Part of a data file
* START *
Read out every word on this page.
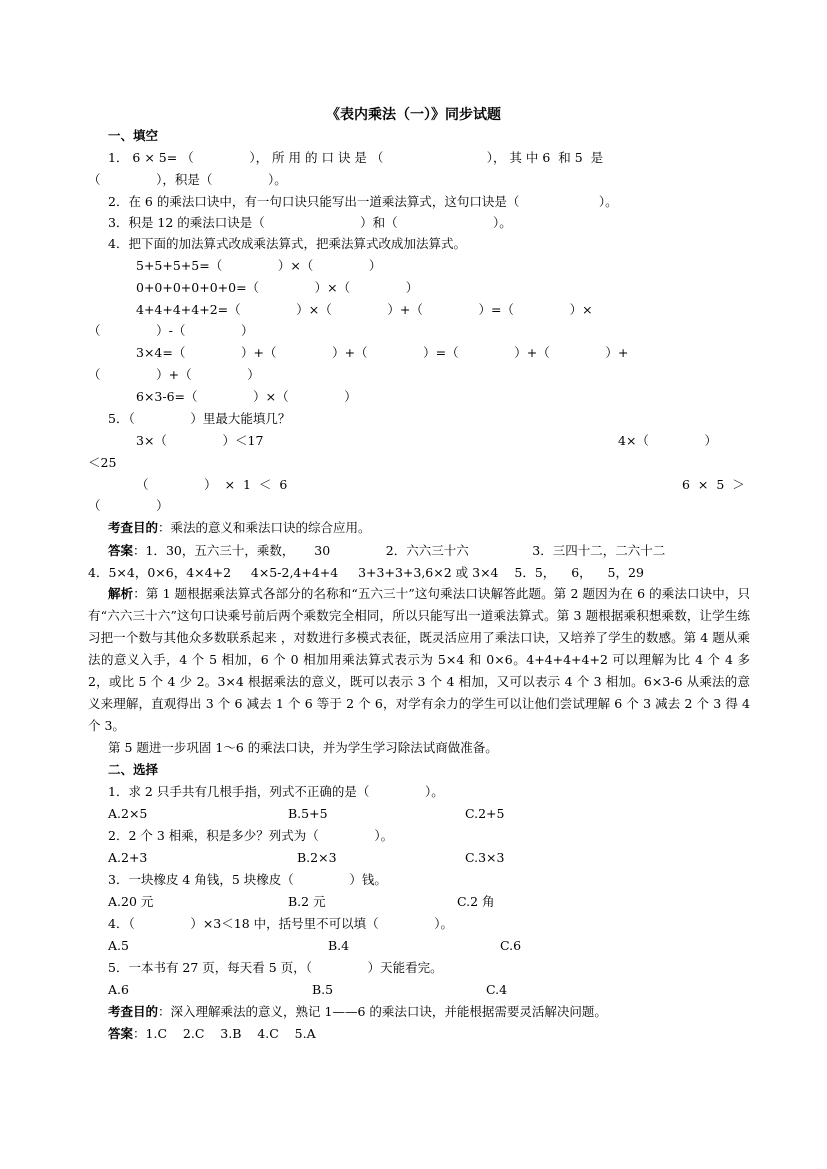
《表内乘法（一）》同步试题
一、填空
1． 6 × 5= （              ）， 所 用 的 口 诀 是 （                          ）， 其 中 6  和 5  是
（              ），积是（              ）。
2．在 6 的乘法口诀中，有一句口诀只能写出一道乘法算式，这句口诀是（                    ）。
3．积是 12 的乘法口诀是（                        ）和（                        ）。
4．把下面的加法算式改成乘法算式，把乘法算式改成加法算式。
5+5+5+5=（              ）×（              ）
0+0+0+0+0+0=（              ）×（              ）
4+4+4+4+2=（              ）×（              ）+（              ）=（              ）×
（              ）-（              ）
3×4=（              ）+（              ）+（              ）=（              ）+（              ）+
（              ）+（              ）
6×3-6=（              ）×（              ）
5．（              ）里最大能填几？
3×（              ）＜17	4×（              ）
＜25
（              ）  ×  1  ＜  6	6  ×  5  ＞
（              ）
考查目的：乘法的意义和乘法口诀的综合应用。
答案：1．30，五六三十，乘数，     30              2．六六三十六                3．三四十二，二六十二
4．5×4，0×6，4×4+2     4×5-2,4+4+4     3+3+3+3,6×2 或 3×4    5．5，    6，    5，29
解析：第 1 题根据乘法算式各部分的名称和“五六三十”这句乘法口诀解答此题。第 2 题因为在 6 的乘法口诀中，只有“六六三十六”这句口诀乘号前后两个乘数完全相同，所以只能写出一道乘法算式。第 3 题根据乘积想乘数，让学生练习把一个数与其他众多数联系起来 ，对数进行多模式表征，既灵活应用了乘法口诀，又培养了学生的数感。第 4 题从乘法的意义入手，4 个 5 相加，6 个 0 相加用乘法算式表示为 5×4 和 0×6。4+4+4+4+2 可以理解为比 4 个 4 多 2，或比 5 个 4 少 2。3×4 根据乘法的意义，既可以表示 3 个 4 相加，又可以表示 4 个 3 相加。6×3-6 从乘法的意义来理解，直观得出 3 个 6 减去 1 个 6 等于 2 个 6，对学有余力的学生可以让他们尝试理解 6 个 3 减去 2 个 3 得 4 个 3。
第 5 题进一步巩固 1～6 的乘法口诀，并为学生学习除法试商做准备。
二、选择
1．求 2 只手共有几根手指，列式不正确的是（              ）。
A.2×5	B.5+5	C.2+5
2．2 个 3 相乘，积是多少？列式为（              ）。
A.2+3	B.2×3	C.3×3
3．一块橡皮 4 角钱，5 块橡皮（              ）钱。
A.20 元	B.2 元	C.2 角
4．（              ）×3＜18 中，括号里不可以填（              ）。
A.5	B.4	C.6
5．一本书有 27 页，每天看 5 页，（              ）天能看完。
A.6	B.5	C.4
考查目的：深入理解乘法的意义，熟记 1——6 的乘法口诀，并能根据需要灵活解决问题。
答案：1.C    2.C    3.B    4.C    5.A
* END *
State the number of lines in the preceding entries that include the word "的乘法口诀中". Provide nothing else.

*Right answer*
2